>> START

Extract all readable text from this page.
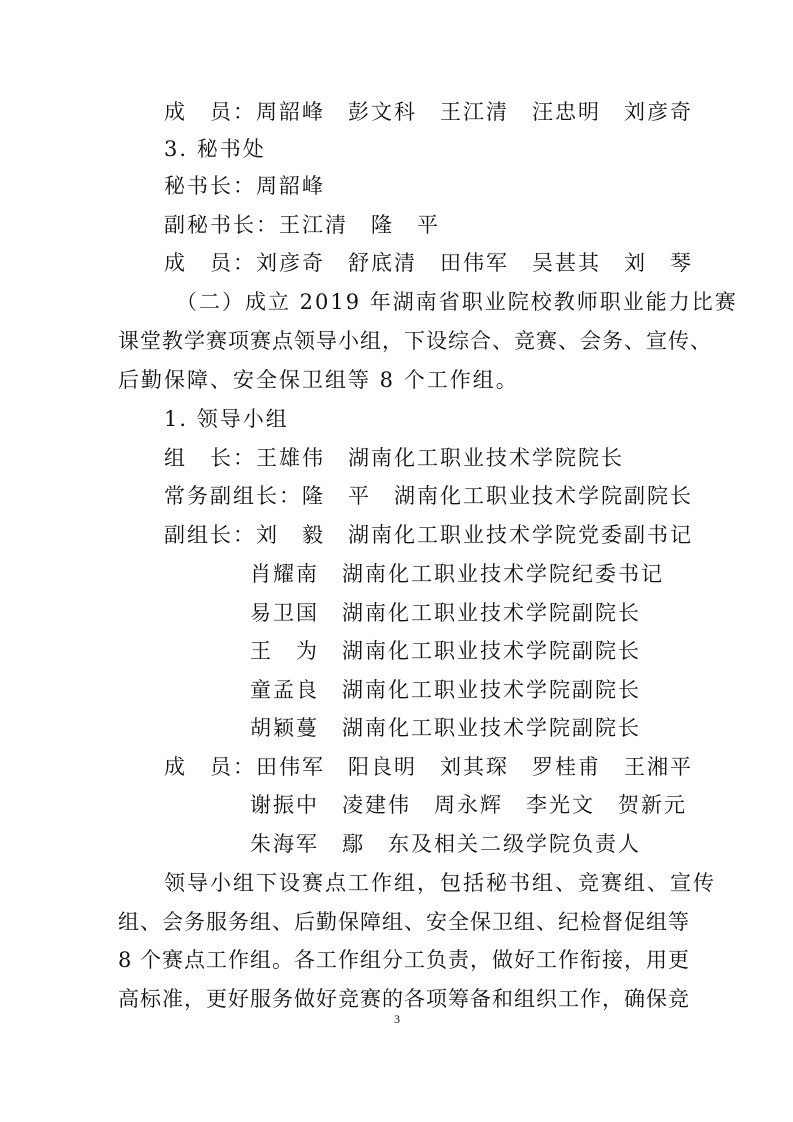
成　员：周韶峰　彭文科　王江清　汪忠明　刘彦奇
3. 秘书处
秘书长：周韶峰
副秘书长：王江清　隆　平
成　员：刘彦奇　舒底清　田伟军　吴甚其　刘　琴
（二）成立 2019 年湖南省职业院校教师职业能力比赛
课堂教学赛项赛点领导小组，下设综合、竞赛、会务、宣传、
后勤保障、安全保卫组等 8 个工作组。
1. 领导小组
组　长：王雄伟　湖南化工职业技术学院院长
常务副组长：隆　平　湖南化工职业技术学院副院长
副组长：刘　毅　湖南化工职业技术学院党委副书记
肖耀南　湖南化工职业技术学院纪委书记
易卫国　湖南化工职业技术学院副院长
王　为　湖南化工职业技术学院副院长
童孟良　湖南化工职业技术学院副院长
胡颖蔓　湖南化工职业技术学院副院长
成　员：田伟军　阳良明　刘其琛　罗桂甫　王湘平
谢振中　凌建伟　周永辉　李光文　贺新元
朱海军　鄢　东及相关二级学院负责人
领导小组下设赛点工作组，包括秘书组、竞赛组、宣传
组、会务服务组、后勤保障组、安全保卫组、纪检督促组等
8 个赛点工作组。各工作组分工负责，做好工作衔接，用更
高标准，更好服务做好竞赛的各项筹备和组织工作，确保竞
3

>> END
>> START

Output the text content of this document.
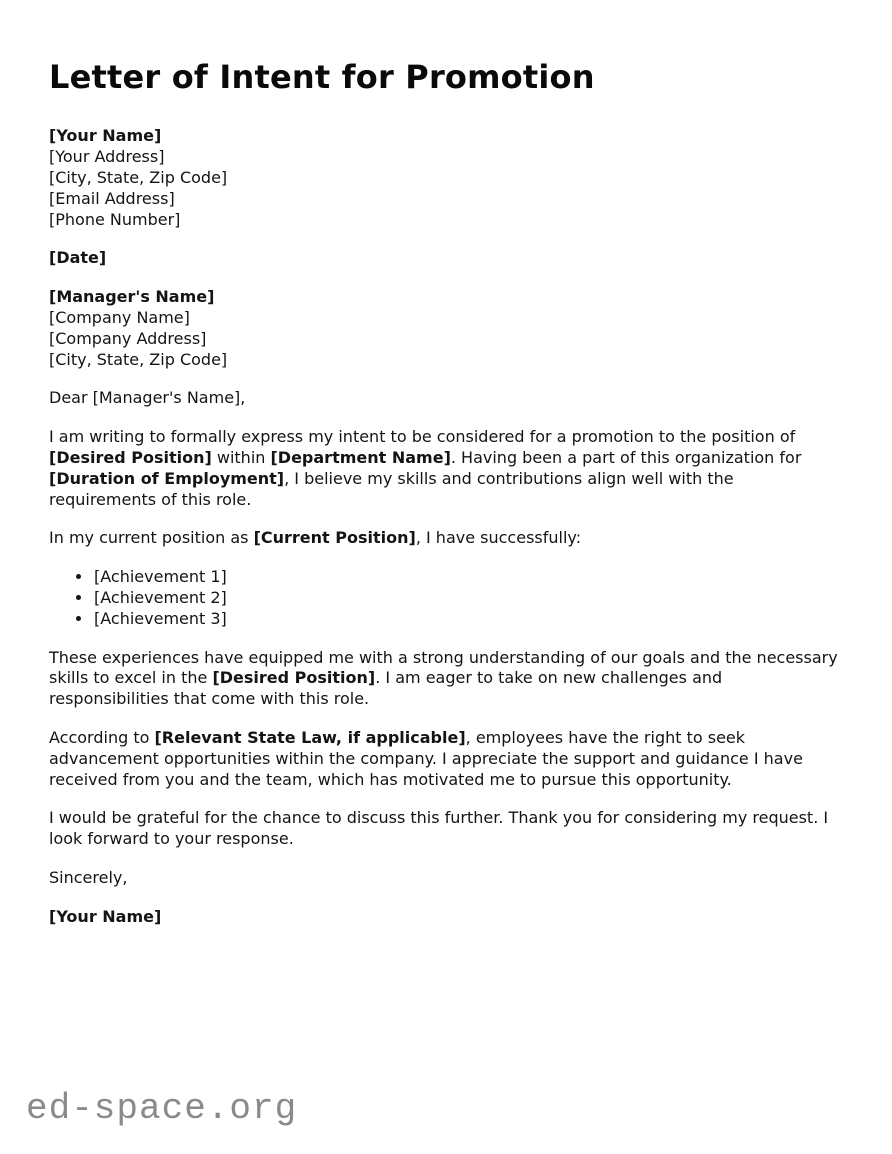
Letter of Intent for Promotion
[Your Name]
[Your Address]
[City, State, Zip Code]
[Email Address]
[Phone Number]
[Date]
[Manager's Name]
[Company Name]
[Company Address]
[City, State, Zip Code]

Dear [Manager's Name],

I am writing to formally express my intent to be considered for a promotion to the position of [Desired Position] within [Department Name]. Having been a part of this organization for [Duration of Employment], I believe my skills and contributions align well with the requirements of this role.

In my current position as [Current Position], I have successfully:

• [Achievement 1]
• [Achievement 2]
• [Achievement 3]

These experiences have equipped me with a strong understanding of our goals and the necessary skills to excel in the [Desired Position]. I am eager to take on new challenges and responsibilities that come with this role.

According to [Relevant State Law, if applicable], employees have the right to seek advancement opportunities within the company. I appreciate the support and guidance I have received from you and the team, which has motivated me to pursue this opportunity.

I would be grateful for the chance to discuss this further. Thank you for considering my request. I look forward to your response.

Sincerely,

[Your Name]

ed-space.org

>> END

- _Brief_
Pull out all lines containing the word "湖南化工职业技术学院副院长" from the entries above.

- _Result of this task_
常务副组长：隆　平　湖南化工职业技术学院副院长
易卫国　湖南化工职业技术学院副院长
王　为　湖南化工职业技术学院副院长
童孟良　湖南化工职业技术学院副院长
胡颖蔓　湖南化工职业技术学院副院长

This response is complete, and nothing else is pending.